__Exercise requirements__:
Scan the data for "бюджетной" and copy the lines it appears in.

__Saved entries__:
* * * * * * *
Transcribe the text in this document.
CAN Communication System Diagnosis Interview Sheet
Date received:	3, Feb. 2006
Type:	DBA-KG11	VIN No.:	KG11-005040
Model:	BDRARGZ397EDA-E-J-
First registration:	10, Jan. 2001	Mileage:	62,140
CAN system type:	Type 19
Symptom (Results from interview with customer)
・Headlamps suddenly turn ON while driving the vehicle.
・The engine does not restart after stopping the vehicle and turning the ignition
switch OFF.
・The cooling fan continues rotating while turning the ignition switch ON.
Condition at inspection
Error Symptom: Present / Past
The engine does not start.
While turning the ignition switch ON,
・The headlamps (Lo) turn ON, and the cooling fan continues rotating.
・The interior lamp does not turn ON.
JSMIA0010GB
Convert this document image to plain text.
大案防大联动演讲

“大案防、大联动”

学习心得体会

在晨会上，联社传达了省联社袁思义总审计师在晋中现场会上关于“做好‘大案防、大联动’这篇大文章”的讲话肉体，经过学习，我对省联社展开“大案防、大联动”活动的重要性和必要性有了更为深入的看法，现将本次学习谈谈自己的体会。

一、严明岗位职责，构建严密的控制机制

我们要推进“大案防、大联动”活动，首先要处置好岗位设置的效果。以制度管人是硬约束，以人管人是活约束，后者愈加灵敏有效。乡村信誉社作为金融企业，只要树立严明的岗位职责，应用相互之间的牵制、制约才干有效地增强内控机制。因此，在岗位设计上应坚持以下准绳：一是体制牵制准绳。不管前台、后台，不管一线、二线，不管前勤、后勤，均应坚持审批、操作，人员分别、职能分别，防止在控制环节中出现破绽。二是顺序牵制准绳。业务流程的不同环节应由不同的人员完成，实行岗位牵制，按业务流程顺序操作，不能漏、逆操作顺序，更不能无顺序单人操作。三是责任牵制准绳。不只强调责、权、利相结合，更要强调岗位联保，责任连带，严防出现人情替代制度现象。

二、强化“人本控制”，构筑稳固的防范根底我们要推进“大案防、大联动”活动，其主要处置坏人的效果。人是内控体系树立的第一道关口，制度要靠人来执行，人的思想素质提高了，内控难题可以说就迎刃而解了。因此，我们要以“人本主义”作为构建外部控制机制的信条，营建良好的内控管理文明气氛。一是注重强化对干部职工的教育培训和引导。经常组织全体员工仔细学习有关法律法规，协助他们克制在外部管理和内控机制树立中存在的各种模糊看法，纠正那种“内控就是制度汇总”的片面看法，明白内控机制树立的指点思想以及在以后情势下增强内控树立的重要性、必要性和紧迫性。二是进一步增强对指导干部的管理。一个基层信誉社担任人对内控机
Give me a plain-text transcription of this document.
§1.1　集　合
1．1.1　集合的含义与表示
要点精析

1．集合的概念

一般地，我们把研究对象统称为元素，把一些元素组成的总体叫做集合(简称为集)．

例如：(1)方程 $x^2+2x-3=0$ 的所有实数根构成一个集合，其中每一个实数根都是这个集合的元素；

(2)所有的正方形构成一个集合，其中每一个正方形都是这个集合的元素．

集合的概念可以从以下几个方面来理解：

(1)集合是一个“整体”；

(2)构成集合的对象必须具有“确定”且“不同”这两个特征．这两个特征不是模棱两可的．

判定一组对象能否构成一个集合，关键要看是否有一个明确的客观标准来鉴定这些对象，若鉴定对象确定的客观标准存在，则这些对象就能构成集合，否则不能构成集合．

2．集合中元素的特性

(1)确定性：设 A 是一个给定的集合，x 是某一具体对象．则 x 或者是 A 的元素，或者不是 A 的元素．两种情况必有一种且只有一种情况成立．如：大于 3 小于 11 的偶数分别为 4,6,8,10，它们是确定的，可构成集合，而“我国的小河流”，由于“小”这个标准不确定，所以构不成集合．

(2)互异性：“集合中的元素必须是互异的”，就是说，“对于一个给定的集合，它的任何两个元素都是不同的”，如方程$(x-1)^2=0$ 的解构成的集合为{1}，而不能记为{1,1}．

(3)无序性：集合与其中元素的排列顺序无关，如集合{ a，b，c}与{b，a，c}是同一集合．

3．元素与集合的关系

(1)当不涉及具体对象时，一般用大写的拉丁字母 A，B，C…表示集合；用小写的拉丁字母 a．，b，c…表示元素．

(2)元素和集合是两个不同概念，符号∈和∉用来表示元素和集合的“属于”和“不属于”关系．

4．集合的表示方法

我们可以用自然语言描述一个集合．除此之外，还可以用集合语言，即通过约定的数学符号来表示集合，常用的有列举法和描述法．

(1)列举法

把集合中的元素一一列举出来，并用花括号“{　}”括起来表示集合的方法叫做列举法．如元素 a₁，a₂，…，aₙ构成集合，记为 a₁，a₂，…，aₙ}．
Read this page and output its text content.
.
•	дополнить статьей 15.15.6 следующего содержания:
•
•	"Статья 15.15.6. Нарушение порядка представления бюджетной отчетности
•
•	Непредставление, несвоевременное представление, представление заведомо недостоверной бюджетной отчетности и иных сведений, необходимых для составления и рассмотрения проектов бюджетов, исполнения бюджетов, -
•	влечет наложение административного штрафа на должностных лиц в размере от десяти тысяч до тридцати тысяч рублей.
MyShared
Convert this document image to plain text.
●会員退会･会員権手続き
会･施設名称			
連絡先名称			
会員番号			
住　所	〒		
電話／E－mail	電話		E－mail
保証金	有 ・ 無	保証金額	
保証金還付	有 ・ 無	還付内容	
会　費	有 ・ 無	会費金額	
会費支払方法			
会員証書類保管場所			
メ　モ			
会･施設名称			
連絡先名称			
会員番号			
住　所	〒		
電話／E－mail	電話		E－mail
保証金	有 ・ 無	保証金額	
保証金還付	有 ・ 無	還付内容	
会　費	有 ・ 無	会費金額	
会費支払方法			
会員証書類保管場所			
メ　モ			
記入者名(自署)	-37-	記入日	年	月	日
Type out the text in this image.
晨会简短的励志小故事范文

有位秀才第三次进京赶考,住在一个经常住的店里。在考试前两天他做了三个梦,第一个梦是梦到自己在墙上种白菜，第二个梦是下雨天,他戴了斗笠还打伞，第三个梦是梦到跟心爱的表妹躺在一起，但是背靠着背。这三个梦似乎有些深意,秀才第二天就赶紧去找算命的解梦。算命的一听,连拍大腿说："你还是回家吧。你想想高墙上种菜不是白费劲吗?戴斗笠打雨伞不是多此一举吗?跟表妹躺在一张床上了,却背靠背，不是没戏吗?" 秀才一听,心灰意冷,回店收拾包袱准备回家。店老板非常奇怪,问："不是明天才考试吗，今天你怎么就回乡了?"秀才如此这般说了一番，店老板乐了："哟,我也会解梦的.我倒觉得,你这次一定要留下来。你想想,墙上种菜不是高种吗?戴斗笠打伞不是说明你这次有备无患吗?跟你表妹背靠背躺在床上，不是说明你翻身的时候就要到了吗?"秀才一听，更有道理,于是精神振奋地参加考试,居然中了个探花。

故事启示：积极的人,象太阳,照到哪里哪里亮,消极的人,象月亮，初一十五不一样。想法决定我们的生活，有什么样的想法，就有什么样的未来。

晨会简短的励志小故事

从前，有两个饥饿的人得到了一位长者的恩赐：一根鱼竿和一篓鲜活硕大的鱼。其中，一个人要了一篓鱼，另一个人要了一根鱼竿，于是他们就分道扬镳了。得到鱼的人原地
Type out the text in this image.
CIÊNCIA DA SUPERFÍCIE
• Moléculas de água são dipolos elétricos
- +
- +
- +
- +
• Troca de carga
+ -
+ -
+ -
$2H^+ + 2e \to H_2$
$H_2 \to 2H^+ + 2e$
* * * * * * *
__The output__:
•	"Статья 15.15.6. Нарушение порядка представления бюджетной отчетности
•	Непредставление, несвоевременное представление, представление заведомо недостоверной бюджетной отчетности и иных сведений, необходимых для составления и рассмотрения проектов бюджетов, исполнения бюджетов, -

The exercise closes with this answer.